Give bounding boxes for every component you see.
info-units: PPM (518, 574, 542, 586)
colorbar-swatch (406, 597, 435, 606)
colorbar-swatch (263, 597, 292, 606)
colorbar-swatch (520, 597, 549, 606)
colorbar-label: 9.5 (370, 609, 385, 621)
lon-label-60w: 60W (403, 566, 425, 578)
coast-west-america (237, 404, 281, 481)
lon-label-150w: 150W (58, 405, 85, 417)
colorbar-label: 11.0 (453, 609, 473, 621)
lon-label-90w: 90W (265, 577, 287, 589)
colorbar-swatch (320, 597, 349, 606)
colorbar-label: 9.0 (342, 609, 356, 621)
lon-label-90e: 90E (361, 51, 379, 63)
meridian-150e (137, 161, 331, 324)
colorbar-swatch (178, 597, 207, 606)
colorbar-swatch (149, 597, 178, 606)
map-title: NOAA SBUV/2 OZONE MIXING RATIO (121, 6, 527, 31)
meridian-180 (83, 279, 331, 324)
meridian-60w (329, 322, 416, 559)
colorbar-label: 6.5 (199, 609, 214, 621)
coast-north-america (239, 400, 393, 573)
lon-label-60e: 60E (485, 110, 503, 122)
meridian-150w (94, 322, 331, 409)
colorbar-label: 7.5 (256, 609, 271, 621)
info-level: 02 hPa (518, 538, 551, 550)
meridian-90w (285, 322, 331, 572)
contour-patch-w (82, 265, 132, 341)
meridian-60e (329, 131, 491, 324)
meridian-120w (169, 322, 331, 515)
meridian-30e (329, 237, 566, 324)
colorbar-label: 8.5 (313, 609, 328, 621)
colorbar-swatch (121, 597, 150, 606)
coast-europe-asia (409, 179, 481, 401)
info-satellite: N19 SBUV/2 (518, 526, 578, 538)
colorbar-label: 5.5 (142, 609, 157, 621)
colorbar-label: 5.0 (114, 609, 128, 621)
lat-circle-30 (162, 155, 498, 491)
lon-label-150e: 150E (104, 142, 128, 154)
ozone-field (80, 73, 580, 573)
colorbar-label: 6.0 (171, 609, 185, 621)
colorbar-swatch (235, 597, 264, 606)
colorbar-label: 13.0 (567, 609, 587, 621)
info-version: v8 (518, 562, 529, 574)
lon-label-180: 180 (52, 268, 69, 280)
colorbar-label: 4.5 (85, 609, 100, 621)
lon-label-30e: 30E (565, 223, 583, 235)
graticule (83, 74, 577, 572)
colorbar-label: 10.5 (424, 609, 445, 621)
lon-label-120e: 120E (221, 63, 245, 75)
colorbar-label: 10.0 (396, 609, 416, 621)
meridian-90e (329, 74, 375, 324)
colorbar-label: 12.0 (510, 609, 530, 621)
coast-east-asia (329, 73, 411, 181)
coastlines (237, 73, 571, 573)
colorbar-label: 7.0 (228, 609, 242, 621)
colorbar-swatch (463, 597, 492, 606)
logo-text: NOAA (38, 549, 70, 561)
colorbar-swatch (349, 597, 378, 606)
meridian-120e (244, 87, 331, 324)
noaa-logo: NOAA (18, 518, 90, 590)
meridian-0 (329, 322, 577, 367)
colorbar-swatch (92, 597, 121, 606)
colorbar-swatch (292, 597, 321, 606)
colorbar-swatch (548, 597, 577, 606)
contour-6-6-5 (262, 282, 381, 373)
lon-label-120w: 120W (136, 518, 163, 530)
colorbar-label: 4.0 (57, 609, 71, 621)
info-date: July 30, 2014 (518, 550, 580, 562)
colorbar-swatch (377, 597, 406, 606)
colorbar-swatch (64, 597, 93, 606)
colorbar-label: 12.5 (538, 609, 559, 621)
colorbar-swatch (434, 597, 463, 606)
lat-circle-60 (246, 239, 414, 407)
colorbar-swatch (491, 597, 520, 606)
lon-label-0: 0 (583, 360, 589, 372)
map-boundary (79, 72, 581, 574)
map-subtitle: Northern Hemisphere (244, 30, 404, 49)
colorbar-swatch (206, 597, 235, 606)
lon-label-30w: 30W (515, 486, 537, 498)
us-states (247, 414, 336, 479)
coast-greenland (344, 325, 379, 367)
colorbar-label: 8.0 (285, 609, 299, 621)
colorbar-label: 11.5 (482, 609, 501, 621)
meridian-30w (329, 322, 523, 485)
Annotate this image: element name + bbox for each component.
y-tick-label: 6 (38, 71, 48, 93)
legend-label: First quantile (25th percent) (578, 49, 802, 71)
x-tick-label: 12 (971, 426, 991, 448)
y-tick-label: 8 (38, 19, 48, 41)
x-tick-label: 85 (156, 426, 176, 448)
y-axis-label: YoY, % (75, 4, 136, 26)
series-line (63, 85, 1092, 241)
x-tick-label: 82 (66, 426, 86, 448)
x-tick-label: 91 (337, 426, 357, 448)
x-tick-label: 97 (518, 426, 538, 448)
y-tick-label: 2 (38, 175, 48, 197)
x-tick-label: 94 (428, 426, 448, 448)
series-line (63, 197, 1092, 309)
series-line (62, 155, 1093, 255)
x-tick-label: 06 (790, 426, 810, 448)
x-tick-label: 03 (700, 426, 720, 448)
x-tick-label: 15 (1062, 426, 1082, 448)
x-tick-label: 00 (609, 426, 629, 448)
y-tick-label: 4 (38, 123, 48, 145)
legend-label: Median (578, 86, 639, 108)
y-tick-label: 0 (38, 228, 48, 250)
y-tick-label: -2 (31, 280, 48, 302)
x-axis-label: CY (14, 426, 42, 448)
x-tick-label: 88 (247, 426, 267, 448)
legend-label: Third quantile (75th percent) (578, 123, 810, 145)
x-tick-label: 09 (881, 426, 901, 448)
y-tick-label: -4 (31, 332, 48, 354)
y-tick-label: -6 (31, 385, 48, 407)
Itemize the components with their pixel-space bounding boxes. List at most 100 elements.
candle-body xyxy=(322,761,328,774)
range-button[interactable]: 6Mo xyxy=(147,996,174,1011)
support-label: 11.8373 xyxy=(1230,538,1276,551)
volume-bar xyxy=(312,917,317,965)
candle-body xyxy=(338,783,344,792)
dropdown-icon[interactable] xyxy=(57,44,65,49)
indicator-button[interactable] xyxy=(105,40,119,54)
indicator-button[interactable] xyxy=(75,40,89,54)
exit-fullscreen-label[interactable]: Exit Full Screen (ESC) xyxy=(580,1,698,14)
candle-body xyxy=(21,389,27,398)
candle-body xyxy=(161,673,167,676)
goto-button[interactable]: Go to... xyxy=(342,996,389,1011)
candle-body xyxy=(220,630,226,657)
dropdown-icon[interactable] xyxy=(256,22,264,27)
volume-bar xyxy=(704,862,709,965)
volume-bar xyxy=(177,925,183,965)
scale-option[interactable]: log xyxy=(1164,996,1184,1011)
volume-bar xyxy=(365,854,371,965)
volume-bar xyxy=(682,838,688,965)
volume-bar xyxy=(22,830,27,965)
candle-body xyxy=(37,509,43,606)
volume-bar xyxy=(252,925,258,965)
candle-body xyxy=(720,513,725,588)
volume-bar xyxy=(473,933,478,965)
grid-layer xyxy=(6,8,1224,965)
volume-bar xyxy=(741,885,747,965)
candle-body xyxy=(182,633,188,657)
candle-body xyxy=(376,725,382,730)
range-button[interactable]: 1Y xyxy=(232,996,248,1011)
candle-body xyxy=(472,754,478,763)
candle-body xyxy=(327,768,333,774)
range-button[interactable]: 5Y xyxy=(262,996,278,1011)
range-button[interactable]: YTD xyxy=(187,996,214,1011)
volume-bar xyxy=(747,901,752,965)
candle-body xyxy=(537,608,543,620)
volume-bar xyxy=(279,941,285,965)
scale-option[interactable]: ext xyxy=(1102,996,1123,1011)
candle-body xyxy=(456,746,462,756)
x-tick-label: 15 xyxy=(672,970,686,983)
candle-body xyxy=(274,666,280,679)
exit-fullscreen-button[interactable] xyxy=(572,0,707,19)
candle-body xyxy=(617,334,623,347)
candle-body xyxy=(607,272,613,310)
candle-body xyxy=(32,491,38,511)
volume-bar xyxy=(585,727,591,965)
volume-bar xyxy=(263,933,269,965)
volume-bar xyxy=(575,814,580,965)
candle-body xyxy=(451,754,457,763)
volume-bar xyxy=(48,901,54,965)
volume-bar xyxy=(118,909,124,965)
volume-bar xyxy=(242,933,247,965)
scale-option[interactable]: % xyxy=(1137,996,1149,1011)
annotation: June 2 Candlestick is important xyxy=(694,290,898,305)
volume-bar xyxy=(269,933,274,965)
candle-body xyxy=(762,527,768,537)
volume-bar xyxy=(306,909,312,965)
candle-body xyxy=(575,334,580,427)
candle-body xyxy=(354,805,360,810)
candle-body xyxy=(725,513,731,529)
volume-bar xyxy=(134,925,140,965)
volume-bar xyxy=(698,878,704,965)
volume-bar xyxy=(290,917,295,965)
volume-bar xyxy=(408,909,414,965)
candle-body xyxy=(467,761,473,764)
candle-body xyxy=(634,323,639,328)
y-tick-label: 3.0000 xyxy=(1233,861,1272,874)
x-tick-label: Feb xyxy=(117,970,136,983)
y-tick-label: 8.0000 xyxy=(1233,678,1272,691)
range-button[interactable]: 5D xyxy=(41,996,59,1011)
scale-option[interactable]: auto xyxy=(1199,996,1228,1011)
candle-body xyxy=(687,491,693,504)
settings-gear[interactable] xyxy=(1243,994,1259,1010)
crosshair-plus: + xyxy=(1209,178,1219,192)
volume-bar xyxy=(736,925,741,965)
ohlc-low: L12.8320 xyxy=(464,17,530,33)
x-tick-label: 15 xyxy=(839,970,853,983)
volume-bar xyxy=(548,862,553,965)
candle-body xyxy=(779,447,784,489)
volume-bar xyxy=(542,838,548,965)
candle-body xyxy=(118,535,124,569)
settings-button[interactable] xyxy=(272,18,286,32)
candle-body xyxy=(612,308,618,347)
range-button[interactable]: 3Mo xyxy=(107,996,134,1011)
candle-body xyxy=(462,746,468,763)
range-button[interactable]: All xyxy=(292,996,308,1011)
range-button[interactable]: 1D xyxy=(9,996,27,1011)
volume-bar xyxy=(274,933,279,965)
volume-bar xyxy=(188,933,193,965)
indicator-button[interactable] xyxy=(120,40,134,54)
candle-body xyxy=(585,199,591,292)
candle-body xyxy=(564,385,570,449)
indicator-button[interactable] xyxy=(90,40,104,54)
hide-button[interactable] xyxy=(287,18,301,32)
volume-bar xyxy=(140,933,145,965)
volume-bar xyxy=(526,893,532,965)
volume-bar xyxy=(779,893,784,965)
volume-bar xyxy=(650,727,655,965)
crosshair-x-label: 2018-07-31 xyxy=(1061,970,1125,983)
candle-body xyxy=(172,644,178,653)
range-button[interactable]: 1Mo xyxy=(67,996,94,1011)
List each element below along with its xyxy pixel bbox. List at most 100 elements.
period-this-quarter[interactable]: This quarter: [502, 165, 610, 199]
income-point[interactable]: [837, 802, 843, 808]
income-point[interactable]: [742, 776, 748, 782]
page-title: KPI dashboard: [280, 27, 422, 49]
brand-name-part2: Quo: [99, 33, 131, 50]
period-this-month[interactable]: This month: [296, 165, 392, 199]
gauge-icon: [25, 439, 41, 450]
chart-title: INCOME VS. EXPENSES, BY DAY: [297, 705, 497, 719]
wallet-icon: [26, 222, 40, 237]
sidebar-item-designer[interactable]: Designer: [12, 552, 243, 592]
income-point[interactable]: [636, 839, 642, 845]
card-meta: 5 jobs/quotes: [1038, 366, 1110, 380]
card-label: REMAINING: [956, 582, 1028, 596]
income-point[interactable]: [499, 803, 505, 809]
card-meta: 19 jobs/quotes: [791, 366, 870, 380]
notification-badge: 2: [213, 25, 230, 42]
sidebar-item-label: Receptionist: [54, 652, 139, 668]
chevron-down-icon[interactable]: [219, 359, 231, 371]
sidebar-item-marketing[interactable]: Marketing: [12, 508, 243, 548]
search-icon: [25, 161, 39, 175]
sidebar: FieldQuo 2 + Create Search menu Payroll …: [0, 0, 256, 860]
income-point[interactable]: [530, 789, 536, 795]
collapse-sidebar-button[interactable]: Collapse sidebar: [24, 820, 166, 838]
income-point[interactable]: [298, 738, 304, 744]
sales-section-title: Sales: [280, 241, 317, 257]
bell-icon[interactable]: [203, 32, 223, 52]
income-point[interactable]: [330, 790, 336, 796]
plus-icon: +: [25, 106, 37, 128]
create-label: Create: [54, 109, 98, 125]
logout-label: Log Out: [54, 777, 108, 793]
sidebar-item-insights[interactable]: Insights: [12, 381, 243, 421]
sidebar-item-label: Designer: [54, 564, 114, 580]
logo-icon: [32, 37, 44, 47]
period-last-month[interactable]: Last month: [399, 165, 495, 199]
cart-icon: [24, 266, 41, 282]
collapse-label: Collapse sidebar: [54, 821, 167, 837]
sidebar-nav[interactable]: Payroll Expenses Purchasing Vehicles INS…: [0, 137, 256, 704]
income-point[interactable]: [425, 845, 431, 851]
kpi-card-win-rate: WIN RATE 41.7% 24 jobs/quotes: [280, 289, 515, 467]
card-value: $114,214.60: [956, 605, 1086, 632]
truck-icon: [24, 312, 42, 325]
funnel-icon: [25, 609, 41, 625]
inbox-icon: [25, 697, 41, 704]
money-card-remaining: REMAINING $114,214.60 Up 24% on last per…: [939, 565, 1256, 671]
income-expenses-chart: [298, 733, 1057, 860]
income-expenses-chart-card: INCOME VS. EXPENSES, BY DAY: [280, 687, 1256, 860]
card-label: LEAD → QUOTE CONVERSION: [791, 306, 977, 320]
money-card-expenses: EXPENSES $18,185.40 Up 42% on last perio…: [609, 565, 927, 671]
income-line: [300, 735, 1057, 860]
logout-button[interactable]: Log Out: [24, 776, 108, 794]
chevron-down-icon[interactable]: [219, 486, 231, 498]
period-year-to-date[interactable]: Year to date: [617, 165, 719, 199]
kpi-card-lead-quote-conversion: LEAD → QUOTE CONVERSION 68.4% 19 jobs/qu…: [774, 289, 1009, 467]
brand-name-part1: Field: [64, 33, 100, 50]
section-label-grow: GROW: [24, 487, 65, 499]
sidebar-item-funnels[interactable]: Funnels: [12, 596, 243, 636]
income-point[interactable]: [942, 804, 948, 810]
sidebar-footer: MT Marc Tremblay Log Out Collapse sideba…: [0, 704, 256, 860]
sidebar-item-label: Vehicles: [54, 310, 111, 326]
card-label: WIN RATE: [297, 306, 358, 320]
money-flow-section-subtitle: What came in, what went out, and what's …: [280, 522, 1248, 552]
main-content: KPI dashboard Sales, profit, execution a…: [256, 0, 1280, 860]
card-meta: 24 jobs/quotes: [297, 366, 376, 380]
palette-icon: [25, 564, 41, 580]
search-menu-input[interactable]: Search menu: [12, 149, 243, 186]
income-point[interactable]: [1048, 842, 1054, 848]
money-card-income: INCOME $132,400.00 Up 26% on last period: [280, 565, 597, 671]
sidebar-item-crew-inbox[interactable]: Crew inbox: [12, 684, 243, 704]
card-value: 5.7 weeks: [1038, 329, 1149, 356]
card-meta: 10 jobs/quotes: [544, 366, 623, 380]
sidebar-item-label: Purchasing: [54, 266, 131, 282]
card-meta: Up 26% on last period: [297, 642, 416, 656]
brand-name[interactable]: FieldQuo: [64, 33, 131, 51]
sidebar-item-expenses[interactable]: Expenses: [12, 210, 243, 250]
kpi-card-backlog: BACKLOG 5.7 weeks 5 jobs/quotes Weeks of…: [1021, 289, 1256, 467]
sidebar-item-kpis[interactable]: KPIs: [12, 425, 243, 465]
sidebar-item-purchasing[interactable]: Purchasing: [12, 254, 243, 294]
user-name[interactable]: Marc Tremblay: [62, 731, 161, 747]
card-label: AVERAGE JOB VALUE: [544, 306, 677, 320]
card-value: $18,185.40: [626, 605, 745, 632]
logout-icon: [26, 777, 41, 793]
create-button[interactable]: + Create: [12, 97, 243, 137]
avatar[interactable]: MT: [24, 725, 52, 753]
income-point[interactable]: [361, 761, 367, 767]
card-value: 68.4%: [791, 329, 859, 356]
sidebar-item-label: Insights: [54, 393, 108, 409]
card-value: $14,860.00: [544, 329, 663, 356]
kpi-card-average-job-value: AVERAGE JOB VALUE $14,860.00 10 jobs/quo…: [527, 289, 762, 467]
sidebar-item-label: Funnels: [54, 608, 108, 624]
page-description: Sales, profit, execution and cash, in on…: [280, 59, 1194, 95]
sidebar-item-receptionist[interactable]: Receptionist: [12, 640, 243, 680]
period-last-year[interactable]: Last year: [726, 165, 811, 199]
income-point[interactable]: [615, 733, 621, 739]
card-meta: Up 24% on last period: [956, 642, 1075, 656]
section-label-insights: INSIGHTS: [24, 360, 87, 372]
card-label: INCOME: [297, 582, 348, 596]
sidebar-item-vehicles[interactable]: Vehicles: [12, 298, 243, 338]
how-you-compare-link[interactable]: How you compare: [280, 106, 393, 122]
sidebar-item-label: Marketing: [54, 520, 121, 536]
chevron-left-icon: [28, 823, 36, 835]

WHAT THE EXERCISE ASKS ▸ Write out again, word for word, the entries from the very first line down to and including the line that contains "meridian-90w (285, 322, 331, 572)".

TASK RESPONSE ▸
Give bounding boxes for every component you see.
info-units: PPM (518, 574, 542, 586)
colorbar-swatch (406, 597, 435, 606)
colorbar-swatch (263, 597, 292, 606)
colorbar-swatch (520, 597, 549, 606)
colorbar-label: 9.5 (370, 609, 385, 621)
lon-label-60w: 60W (403, 566, 425, 578)
coast-west-america (237, 404, 281, 481)
lon-label-150w: 150W (58, 405, 85, 417)
colorbar-label: 11.0 (453, 609, 473, 621)
lon-label-90w: 90W (265, 577, 287, 589)
colorbar-swatch (320, 597, 349, 606)
colorbar-label: 9.0 (342, 609, 356, 621)
lon-label-90e: 90E (361, 51, 379, 63)
meridian-150e (137, 161, 331, 324)
colorbar-swatch (178, 597, 207, 606)
colorbar-swatch (149, 597, 178, 606)
map-title: NOAA SBUV/2 OZONE MIXING RATIO (121, 6, 527, 31)
meridian-180 (83, 279, 331, 324)
meridian-60w (329, 322, 416, 559)
colorbar-label: 6.5 (199, 609, 214, 621)
coast-north-america (239, 400, 393, 573)
lon-label-60e: 60E (485, 110, 503, 122)
meridian-150w (94, 322, 331, 409)
colorbar-label: 7.5 (256, 609, 271, 621)
info-level: 02 hPa (518, 538, 551, 550)
meridian-90w (285, 322, 331, 572)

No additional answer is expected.